→ **RECORDED DATA**:
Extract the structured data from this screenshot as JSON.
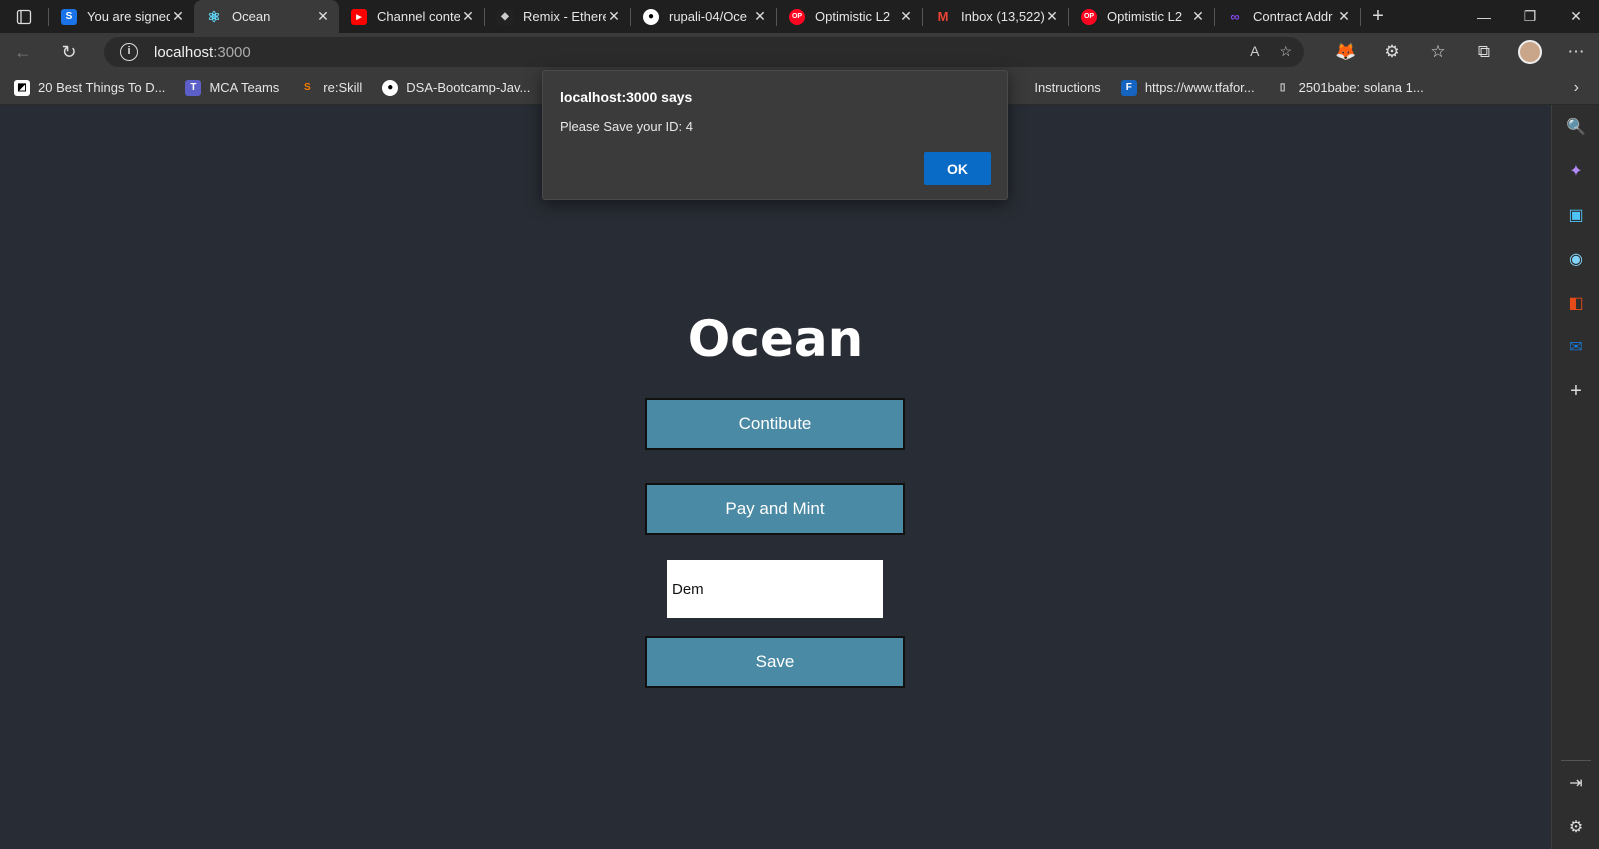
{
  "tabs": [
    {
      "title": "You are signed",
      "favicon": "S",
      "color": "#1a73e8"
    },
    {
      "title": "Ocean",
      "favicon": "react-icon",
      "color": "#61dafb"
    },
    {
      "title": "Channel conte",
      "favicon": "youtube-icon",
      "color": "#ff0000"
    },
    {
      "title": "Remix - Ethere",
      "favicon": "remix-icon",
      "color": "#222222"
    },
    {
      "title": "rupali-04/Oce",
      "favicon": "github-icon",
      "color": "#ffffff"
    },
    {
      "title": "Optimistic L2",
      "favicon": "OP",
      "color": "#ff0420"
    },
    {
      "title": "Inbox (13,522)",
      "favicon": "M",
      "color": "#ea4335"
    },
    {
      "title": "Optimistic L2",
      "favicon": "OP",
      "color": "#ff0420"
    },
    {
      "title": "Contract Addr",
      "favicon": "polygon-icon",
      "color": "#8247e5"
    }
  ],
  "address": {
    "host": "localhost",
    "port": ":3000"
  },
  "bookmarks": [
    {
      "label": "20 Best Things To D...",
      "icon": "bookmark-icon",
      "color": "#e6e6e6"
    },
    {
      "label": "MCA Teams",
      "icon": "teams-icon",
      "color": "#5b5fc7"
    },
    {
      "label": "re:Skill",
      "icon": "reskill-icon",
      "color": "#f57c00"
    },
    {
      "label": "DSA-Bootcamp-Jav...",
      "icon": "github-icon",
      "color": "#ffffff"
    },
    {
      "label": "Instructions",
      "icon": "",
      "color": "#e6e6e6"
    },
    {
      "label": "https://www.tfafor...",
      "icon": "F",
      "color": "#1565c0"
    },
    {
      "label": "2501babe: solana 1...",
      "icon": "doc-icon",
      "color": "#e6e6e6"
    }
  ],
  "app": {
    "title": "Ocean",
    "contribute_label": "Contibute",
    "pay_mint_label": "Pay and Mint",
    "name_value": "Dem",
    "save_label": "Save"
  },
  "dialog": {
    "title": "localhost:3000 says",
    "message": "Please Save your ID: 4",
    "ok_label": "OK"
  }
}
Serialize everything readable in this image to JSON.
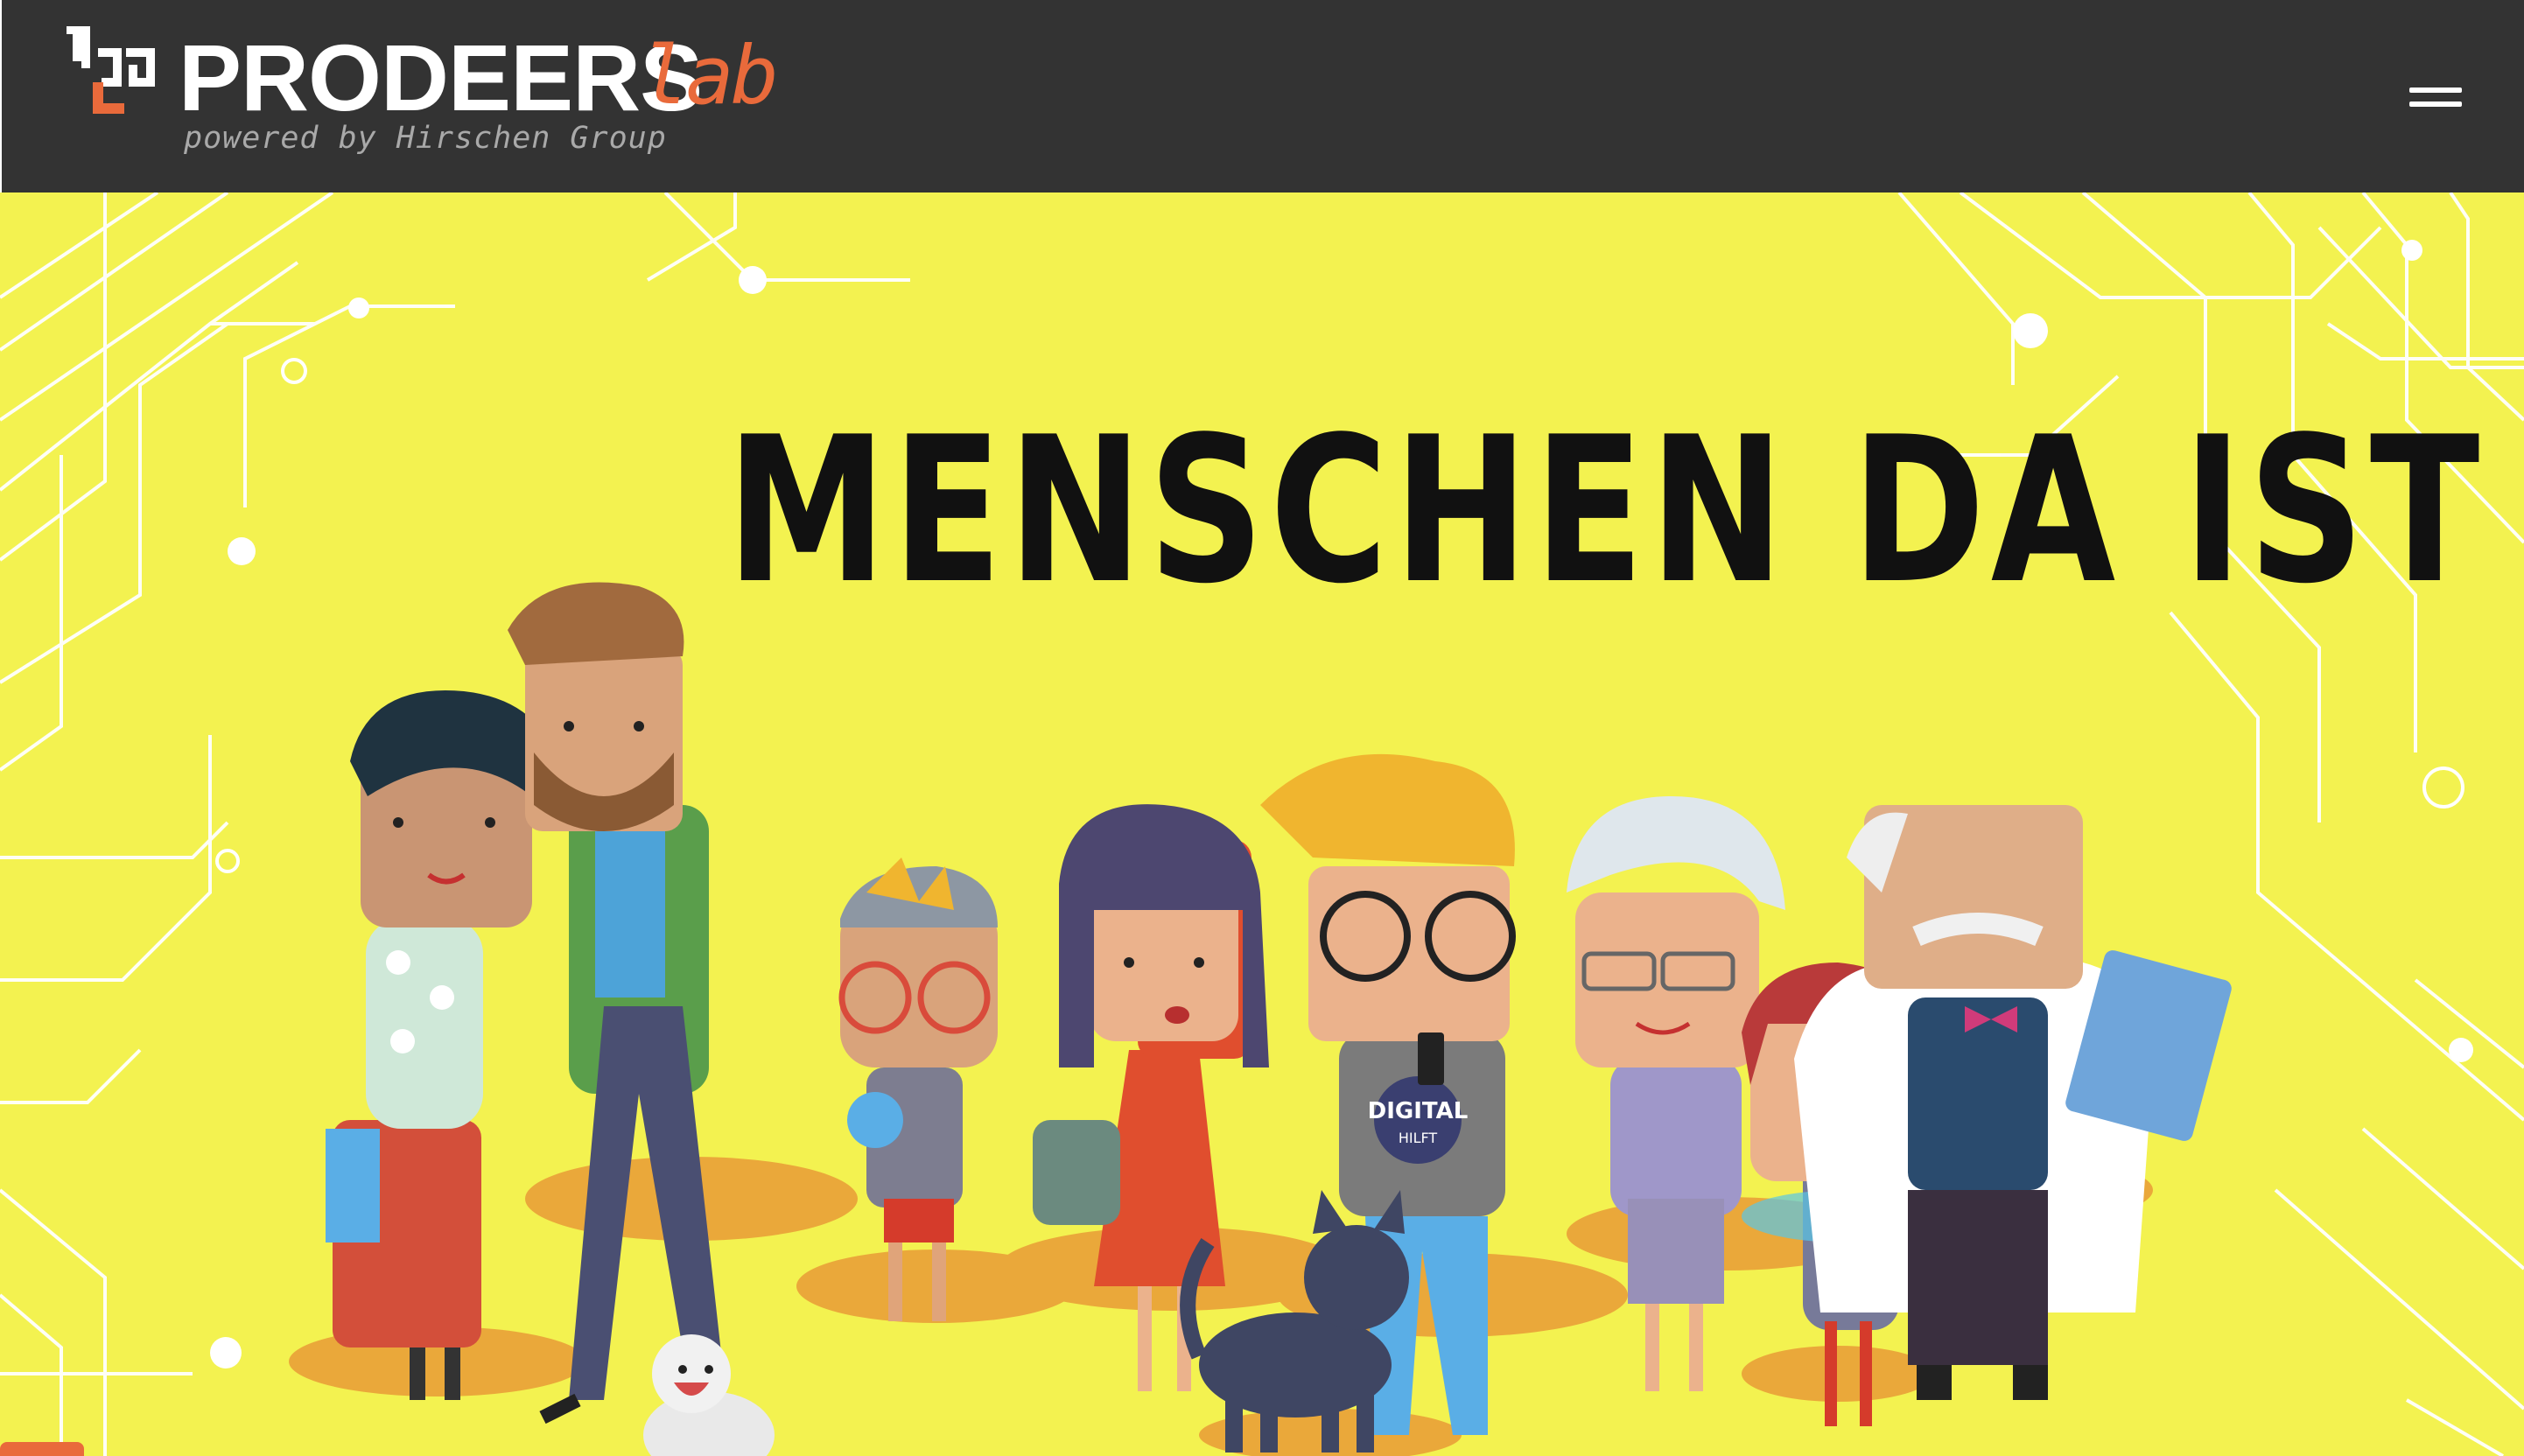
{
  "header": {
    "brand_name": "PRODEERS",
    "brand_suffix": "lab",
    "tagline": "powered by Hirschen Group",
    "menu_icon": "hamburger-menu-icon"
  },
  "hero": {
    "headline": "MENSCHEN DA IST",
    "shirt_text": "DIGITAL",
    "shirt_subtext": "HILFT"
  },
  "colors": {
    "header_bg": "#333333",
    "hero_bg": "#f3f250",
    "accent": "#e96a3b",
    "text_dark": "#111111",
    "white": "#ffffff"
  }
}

→ **JOB**:
Retype the data above exactly; pictures are not part of the copy.

→ **TASK OUTPUT**:
Extract the structured data from this screenshot as JSON.
{
  "tabs": [
    {
      "title": "You are signed",
      "favicon": "S",
      "color": "#1a73e8"
    },
    {
      "title": "Ocean",
      "favicon": "react-icon",
      "color": "#61dafb"
    },
    {
      "title": "Channel conte",
      "favicon": "youtube-icon",
      "color": "#ff0000"
    },
    {
      "title": "Remix - Ethere",
      "favicon": "remix-icon",
      "color": "#222222"
    },
    {
      "title": "rupali-04/Oce",
      "favicon": "github-icon",
      "color": "#ffffff"
    },
    {
      "title": "Optimistic L2",
      "favicon": "OP",
      "color": "#ff0420"
    },
    {
      "title": "Inbox (13,522)",
      "favicon": "M",
      "color": "#ea4335"
    },
    {
      "title": "Optimistic L2",
      "favicon": "OP",
      "color": "#ff0420"
    },
    {
      "title": "Contract Addr",
      "favicon": "polygon-icon",
      "color": "#8247e5"
    }
  ],
  "address": {
    "host": "localhost",
    "port": ":3000"
  },
  "bookmarks": [
    {
      "label": "20 Best Things To D...",
      "icon": "bookmark-icon",
      "color": "#e6e6e6"
    },
    {
      "label": "MCA Teams",
      "icon": "teams-icon",
      "color": "#5b5fc7"
    },
    {
      "label": "re:Skill",
      "icon": "reskill-icon",
      "color": "#f57c00"
    },
    {
      "label": "DSA-Bootcamp-Jav...",
      "icon": "github-icon",
      "color": "#ffffff"
    },
    {
      "label": "Instructions",
      "icon": "",
      "color": "#e6e6e6"
    },
    {
      "label": "https://www.tfafor...",
      "icon": "F",
      "color": "#1565c0"
    },
    {
      "label": "2501babe: solana 1...",
      "icon": "doc-icon",
      "color": "#e6e6e6"
    }
  ],
  "app": {
    "title": "Ocean",
    "contribute_label": "Contibute",
    "pay_mint_label": "Pay and Mint",
    "name_value": "Dem",
    "save_label": "Save"
  },
  "dialog": {
    "title": "localhost:3000 says",
    "message": "Please Save your ID: 4",
    "ok_label": "OK"
  }
}
Serialize everything readable in this image to JSON.
{
  "header": {
    "brand_name": "PRODEERS",
    "brand_suffix": "lab",
    "tagline": "powered by Hirschen Group",
    "menu_icon": "hamburger-menu-icon"
  },
  "hero": {
    "headline": "MENSCHEN DA IST",
    "shirt_text": "DIGITAL",
    "shirt_subtext": "HILFT"
  },
  "colors": {
    "header_bg": "#333333",
    "hero_bg": "#f3f250",
    "accent": "#e96a3b",
    "text_dark": "#111111",
    "white": "#ffffff"
  }
}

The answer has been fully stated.